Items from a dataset
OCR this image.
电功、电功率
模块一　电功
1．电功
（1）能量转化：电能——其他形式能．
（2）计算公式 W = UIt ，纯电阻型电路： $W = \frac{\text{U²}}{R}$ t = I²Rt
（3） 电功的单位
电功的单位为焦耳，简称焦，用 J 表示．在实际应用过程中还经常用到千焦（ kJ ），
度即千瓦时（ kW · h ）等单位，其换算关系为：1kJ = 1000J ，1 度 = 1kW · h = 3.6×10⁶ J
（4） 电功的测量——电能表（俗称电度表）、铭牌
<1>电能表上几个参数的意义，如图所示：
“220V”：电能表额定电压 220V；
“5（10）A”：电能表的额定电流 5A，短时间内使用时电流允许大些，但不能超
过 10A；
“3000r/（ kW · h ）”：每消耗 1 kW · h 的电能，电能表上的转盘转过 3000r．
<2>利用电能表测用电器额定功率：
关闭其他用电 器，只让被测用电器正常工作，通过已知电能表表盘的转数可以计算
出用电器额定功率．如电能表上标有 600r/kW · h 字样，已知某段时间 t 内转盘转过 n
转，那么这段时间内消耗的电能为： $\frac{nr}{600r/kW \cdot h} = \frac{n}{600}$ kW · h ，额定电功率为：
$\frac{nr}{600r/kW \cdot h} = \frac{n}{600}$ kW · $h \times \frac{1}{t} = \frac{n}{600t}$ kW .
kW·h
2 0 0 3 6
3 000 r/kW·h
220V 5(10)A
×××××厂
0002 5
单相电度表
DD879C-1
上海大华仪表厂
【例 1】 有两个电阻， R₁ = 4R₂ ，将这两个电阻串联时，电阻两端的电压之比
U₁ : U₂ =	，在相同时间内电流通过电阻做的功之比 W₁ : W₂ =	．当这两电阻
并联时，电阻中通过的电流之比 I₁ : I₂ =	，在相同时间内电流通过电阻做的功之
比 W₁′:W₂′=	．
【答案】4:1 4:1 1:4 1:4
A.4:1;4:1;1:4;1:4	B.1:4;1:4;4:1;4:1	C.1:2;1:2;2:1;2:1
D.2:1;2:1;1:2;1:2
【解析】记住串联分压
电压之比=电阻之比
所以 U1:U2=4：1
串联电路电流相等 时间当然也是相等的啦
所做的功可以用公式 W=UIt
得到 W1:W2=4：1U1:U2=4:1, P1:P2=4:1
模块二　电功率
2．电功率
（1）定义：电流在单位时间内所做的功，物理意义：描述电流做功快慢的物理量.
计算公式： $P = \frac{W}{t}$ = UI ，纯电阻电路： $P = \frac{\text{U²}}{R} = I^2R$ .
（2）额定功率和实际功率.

==

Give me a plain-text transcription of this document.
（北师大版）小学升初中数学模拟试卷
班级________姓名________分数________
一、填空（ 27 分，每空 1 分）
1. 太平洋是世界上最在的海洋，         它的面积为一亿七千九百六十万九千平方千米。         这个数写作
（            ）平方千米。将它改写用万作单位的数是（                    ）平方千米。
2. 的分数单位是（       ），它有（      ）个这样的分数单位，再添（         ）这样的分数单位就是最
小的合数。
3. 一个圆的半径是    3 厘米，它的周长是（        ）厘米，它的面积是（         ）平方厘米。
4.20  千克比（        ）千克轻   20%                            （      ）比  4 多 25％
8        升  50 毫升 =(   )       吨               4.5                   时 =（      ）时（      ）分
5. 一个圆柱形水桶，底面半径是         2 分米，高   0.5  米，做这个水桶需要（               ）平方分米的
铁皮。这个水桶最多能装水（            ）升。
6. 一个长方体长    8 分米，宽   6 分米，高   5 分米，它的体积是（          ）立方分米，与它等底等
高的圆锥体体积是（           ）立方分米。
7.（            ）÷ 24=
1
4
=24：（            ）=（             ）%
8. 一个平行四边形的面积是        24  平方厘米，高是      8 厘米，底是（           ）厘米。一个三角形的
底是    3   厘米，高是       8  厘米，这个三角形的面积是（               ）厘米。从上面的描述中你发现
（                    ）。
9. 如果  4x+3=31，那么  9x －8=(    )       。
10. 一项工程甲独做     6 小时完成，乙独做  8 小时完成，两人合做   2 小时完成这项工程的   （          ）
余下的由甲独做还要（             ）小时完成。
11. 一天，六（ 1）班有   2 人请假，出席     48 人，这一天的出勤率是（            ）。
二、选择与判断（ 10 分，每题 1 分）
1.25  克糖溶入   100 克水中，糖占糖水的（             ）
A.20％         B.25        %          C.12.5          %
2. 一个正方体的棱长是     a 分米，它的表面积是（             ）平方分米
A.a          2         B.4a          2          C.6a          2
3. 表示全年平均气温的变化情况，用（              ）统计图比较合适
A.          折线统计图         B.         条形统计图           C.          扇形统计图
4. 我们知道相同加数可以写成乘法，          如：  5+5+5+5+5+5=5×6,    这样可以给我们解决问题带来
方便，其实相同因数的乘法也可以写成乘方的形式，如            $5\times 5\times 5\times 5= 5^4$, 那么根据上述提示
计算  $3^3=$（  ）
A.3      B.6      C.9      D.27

=== What is expected ===
Tally up the lines in the records containing the word "小时完成", then give the count and nothing else.

=== Full solution ===
2